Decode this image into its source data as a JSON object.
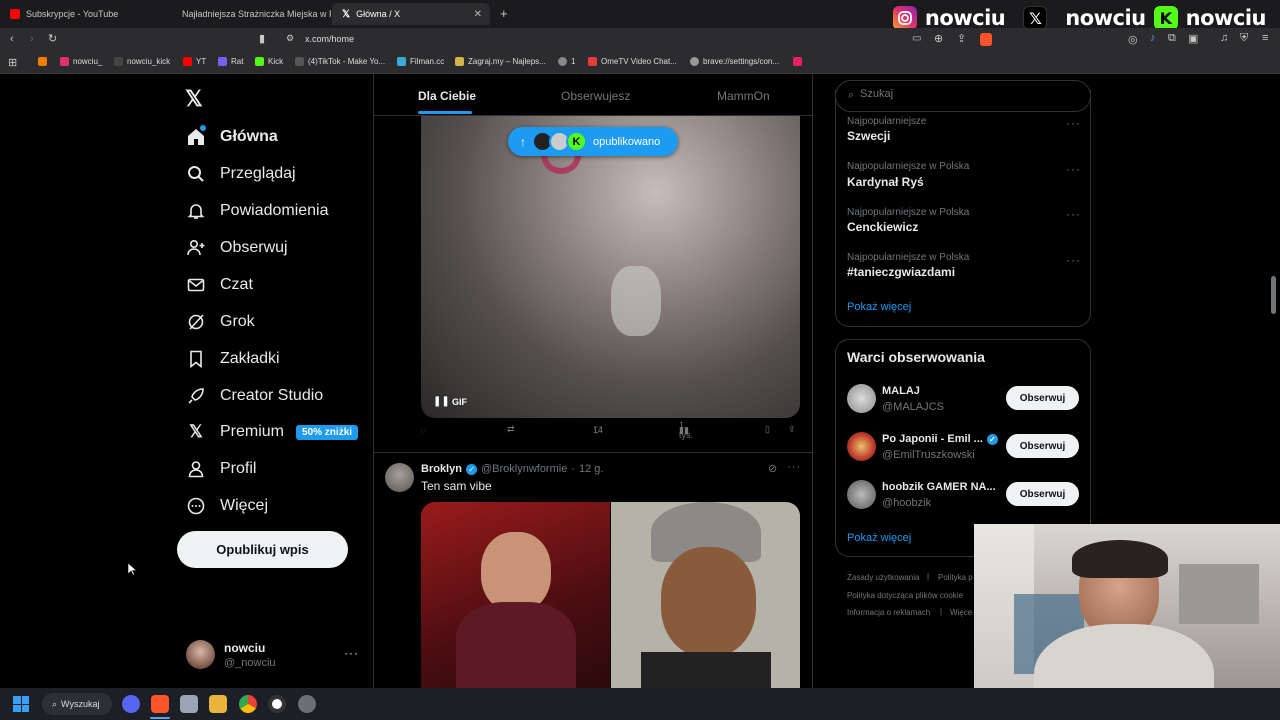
{
  "tabs": [
    {
      "title": "Subskrypcje - YouTube",
      "color": "#ff0000"
    },
    {
      "title": "Najładniejsza Strażniczka Miejska w P",
      "color": "#ff0000"
    },
    {
      "title": "Główna / X",
      "color": "#ffffff"
    }
  ],
  "address": {
    "url": "x.com/home"
  },
  "bookmarks": [
    {
      "label": "",
      "color": "#f57c00"
    },
    {
      "label": "nowciu_",
      "color": "#e1306c"
    },
    {
      "label": "nowciu_kick",
      "color": "#000000"
    },
    {
      "label": "YT",
      "color": "#ff0000"
    },
    {
      "label": "Rat",
      "color": "#7b5cff"
    },
    {
      "label": "Kick",
      "color": "#53fc18"
    },
    {
      "label": "(4)TikTok - Make Yo...",
      "color": "#111111"
    },
    {
      "label": "Filman.cc",
      "color": "#3ba9d6"
    },
    {
      "label": "Zagraj.my – Najleps...",
      "color": "#d4b24c"
    },
    {
      "label": "1",
      "color": "#888888"
    },
    {
      "label": "OmeTV Video Chat...",
      "color": "#e63b3b"
    },
    {
      "label": "brave://settings/con...",
      "color": "#999999"
    }
  ],
  "socials": [
    {
      "label": "nowciu_",
      "icon": "instagram-icon",
      "color": "#e1306c"
    },
    {
      "label": "_nowciu",
      "icon": "x-icon",
      "color": "#000000"
    },
    {
      "label": "nowciu",
      "icon": "kick-icon",
      "color": "#53fc18"
    }
  ],
  "nav": {
    "items": [
      {
        "label": "Główna",
        "icon": "home-icon"
      },
      {
        "label": "Przeglądaj",
        "icon": "search-icon"
      },
      {
        "label": "Powiadomienia",
        "icon": "bell-icon"
      },
      {
        "label": "Obserwuj",
        "icon": "person-add-icon"
      },
      {
        "label": "Czat",
        "icon": "mail-icon"
      },
      {
        "label": "Grok",
        "icon": "grok-icon"
      },
      {
        "label": "Zakładki",
        "icon": "bookmark-icon"
      },
      {
        "label": "Creator Studio",
        "icon": "rocket-icon"
      },
      {
        "label": "Premium",
        "icon": "x-icon"
      },
      {
        "label": "Profil",
        "icon": "person-icon"
      },
      {
        "label": "Więcej",
        "icon": "more-circle-icon"
      }
    ],
    "premium_badge": "50% zniżki",
    "post_button": "Opublikuj wpis",
    "account": {
      "name": "nowciu",
      "handle": "@_nowciu"
    }
  },
  "feed": {
    "tabs": [
      "Dla Ciebie",
      "Obserwujesz",
      "MammOn"
    ],
    "new_posts_pill": "opublikowano",
    "gif_badge": "GIF",
    "post1_stats": {
      "likes": "14",
      "views": "1 tys."
    },
    "post2": {
      "author": "Broklyn",
      "handle": "@Broklynwformie",
      "time": "12 g.",
      "text": "Ten sam vibe"
    }
  },
  "search": {
    "placeholder": "Szukaj"
  },
  "trends": [
    {
      "category": "Najpopularniejsze",
      "name": "Szwecji"
    },
    {
      "category": "Najpopularniejsze w Polska",
      "name": "Kardynał Ryś"
    },
    {
      "category": "Najpopularniejsze w Polska",
      "name": "Cenckiewicz"
    },
    {
      "category": "Najpopularniejsze w Polska",
      "name": "#tanieczgwiazdami"
    }
  ],
  "show_more": "Pokaż więcej",
  "who_to_follow": {
    "title": "Warci obserwowania",
    "users": [
      {
        "name": "MALAJ",
        "handle": "@MALAJCS",
        "verified": false
      },
      {
        "name": "Po Japonii - Emil ...",
        "handle": "@EmilTruszkowski",
        "verified": true
      },
      {
        "name": "hoobzik GAMER NA...",
        "handle": "@hoobzik",
        "verified": false
      }
    ],
    "follow_label": "Obserwuj",
    "show_more": "Pokaż więcej"
  },
  "footer": [
    "Zasady użytkowania",
    "Polityka p",
    "Polityka dotycząca plików cookie",
    "Informacja o reklamach",
    "Więce"
  ],
  "taskbar": {
    "search": "Wyszukaj"
  }
}
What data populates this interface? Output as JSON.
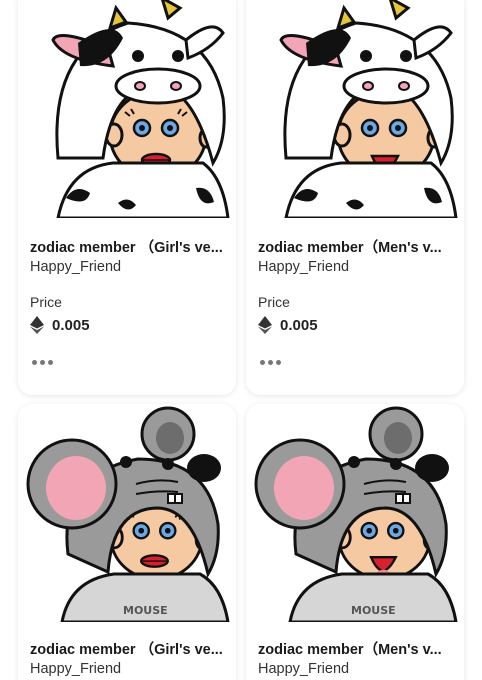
{
  "cards": [
    {
      "name": "zodiac member （Girl's ve...",
      "creator": "Happy_Friend",
      "price_label": "Price",
      "price": "0.005",
      "costume": "cow",
      "expression": "girl"
    },
    {
      "name": "zodiac member（Men's v...",
      "creator": "Happy_Friend",
      "price_label": "Price",
      "price": "0.005",
      "costume": "cow",
      "expression": "boy"
    },
    {
      "name": "zodiac member （Girl's ve...",
      "creator": "Happy_Friend",
      "costume": "mouse",
      "expression": "girl"
    },
    {
      "name": "zodiac member（Men's v...",
      "creator": "Happy_Friend",
      "costume": "mouse",
      "expression": "boy"
    }
  ],
  "icons": {
    "currency": "ethereum-icon",
    "menu": "more-dots-icon"
  },
  "colors": {
    "card_bg": "#ffffff",
    "text": "#1b1b1b",
    "cow_horn": "#e5c53a",
    "ear_pink": "#f2a5b5",
    "mouse_gray": "#9a9a9a"
  }
}
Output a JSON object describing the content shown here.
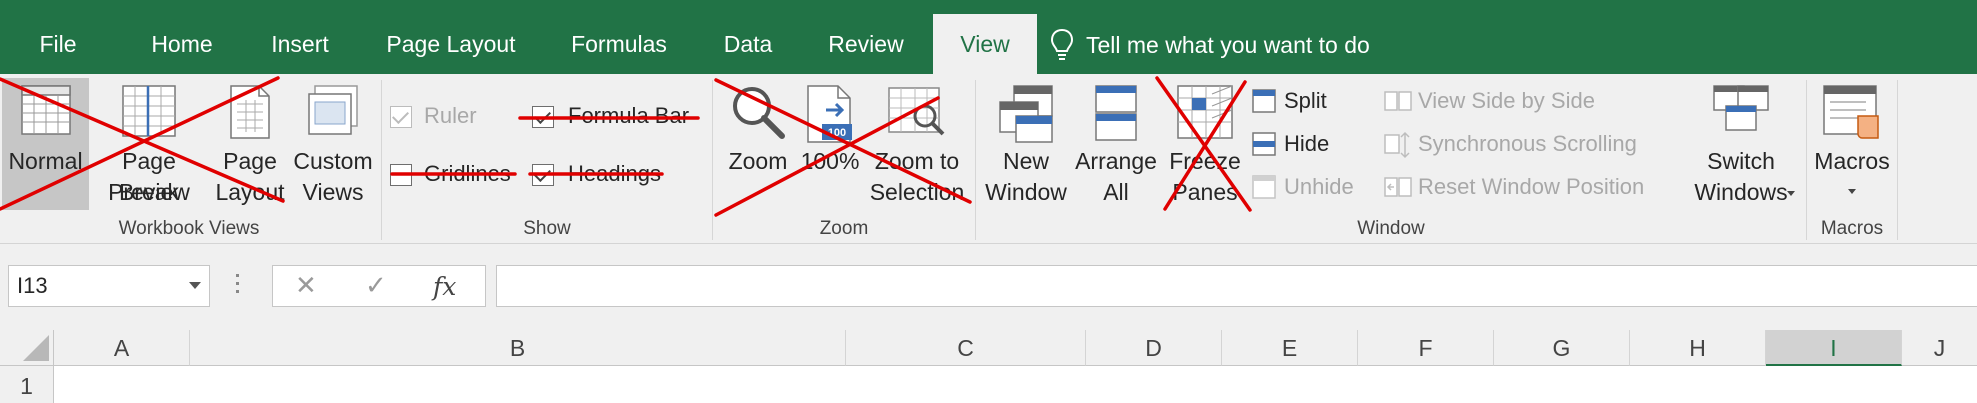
--------------------------------------------------
Leave the pictures out, and print every line of the listing exactly as written.

## TASK RESPONSE
Decode this image into its source data as a JSON object.
{
  "tabs": [
    {
      "title": "Subskrypcje - YouTube",
      "color": "#ff0000"
    },
    {
      "title": "Najładniejsza Strażniczka Miejska w P",
      "color": "#ff0000"
    },
    {
      "title": "Główna / X",
      "color": "#ffffff"
    }
  ],
  "address": {
    "url": "x.com/home"
  },
  "bookmarks": [
    {
      "label": "",
      "color": "#f57c00"
    },
    {
      "label": "nowciu_",
      "color": "#e1306c"
    },
    {
      "label": "nowciu_kick",
      "color": "#000000"
    },
    {
      "label": "YT",
      "color": "#ff0000"
    },
    {
      "label": "Rat",
      "color": "#7b5cff"
    },
    {
      "label": "Kick",
      "color": "#53fc18"
    },
    {
      "label": "(4)TikTok - Make Yo...",
      "color": "#111111"
    },
    {
      "label": "Filman.cc",
      "color": "#3ba9d6"
    },
    {
      "label": "Zagraj.my – Najleps...",
      "color": "#d4b24c"
    },
    {
      "label": "1",
      "color": "#888888"
    },
    {
      "label": "OmeTV Video Chat...",
      "color": "#e63b3b"
    },
    {
      "label": "brave://settings/con...",
      "color": "#999999"
    }
  ],
  "socials": [
    {
      "label": "nowciu_",
      "icon": "instagram-icon",
      "color": "#e1306c"
    },
    {
      "label": "_nowciu",
      "icon": "x-icon",
      "color": "#000000"
    },
    {
      "label": "nowciu",
      "icon": "kick-icon",
      "color": "#53fc18"
    }
  ],
  "nav": {
    "items": [
      {
        "label": "Główna",
        "icon": "home-icon"
      },
      {
        "label": "Przeglądaj",
        "icon": "search-icon"
      },
      {
        "label": "Powiadomienia",
        "icon": "bell-icon"
      },
      {
        "label": "Obserwuj",
        "icon": "person-add-icon"
      },
      {
        "label": "Czat",
        "icon": "mail-icon"
      },
      {
        "label": "Grok",
        "icon": "grok-icon"
      },
      {
        "label": "Zakładki",
        "icon": "bookmark-icon"
      },
      {
        "label": "Creator Studio",
        "icon": "rocket-icon"
      },
      {
        "label": "Premium",
        "icon": "x-icon"
      },
      {
        "label": "Profil",
        "icon": "person-icon"
      },
      {
        "label": "Więcej",
        "icon": "more-circle-icon"
      }
    ],
    "premium_badge": "50% zniżki",
    "post_button": "Opublikuj wpis",
    "account": {
      "name": "nowciu",
      "handle": "@_nowciu"
    }
  },
  "feed": {
    "tabs": [
      "Dla Ciebie",
      "Obserwujesz",
      "MammOn"
    ],
    "new_posts_pill": "opublikowano",
    "gif_badge": "GIF",
    "post1_stats": {
      "likes": "14",
      "views": "1 tys."
    },
    "post2": {
      "author": "Broklyn",
      "handle": "@Broklynwformie",
      "time": "12 g.",
      "text": "Ten sam vibe"
    }
  },
  "search": {
    "placeholder": "Szukaj"
  },
  "trends": [
    {
      "category": "Najpopularniejsze",
      "name": "Szwecji"
    },
    {
      "category": "Najpopularniejsze w Polska",
      "name": "Kardynał Ryś"
    },
    {
      "category": "Najpopularniejsze w Polska",
      "name": "Cenckiewicz"
    },
    {
      "category": "Najpopularniejsze w Polska",
      "name": "#tanieczgwiazdami"
    }
  ],
  "show_more": "Pokaż więcej",
  "who_to_follow": {
    "title": "Warci obserwowania",
    "users": [
      {
        "name": "MALAJ",
        "handle": "@MALAJCS",
        "verified": false
      },
      {
        "name": "Po Japonii - Emil ...",
        "handle": "@EmilTruszkowski",
        "verified": true
      },
      {
        "name": "hoobzik GAMER NA...",
        "handle": "@hoobzik",
        "verified": false
      }
    ],
    "follow_label": "Obserwuj",
    "show_more": "Pokaż więcej"
  },
  "footer": [
    "Zasady użytkowania",
    "Polityka p",
    "Polityka dotycząca plików cookie",
    "Informacja o reklamach",
    "Więce"
  ],
  "taskbar": {
    "search": "Wyszukaj"
  }
}
What data populates this interface? Output as JSON.
{
  "cards": [
    {
      "name": "zodiac member （Girl's ve...",
      "creator": "Happy_Friend",
      "price_label": "Price",
      "price": "0.005",
      "costume": "cow",
      "expression": "girl"
    },
    {
      "name": "zodiac member（Men's v...",
      "creator": "Happy_Friend",
      "price_label": "Price",
      "price": "0.005",
      "costume": "cow",
      "expression": "boy"
    },
    {
      "name": "zodiac member （Girl's ve...",
      "creator": "Happy_Friend",
      "costume": "mouse",
      "expression": "girl"
    },
    {
      "name": "zodiac member（Men's v...",
      "creator": "Happy_Friend",
      "costume": "mouse",
      "expression": "boy"
    }
  ],
  "icons": {
    "currency": "ethereum-icon",
    "menu": "more-dots-icon"
  },
  "colors": {
    "card_bg": "#ffffff",
    "text": "#1b1b1b",
    "cow_horn": "#e5c53a",
    "ear_pink": "#f2a5b5",
    "mouse_gray": "#9a9a9a"
  }
}
Output a JSON object describing the content shown here.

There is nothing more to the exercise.